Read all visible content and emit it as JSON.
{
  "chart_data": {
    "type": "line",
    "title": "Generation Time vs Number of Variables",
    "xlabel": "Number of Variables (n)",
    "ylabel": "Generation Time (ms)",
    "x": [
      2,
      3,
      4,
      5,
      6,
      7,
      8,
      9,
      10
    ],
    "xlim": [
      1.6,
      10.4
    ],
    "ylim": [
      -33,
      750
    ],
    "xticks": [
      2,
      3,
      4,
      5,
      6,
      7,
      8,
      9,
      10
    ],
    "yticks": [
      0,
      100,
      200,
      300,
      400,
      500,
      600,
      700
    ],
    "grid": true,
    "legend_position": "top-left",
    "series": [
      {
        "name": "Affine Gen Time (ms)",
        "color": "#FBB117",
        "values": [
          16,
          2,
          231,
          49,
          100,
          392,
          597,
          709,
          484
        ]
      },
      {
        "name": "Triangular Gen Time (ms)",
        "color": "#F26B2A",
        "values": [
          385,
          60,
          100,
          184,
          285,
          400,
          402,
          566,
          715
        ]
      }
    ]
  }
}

****

→ **Given instruction**
Every record shown above must be echoed exactly.

→ **Written reply**
Read all visible content and emit it as JSON.
{
  "chart_data": {
    "type": "line",
    "title": "Generation Time vs Number of Variables",
    "xlabel": "Number of Variables (n)",
    "ylabel": "Generation Time (ms)",
    "x": [
      2,
      3,
      4,
      5,
      6,
      7,
      8,
      9,
      10
    ],
    "xlim": [
      1.6,
      10.4
    ],
    "ylim": [
      -33,
      750
    ],
    "xticks": [
      2,
      3,
      4,
      5,
      6,
      7,
      8,
      9,
      10
    ],
    "yticks": [
      0,
      100,
      200,
      300,
      400,
      500,
      600,
      700
    ],
    "grid": true,
    "legend_position": "top-left",
    "series": [
      {
        "name": "Affine Gen Time (ms)",
        "color": "#FBB117",
        "values": [
          16,
          2,
          231,
          49,
          100,
          392,
          597,
          709,
          484
        ]
      },
      {
        "name": "Triangular Gen Time (ms)",
        "color": "#F26B2A",
        "values": [
          385,
          60,
          100,
          184,
          285,
          400,
          402,
          566,
          715
        ]
      }
    ]
  }
}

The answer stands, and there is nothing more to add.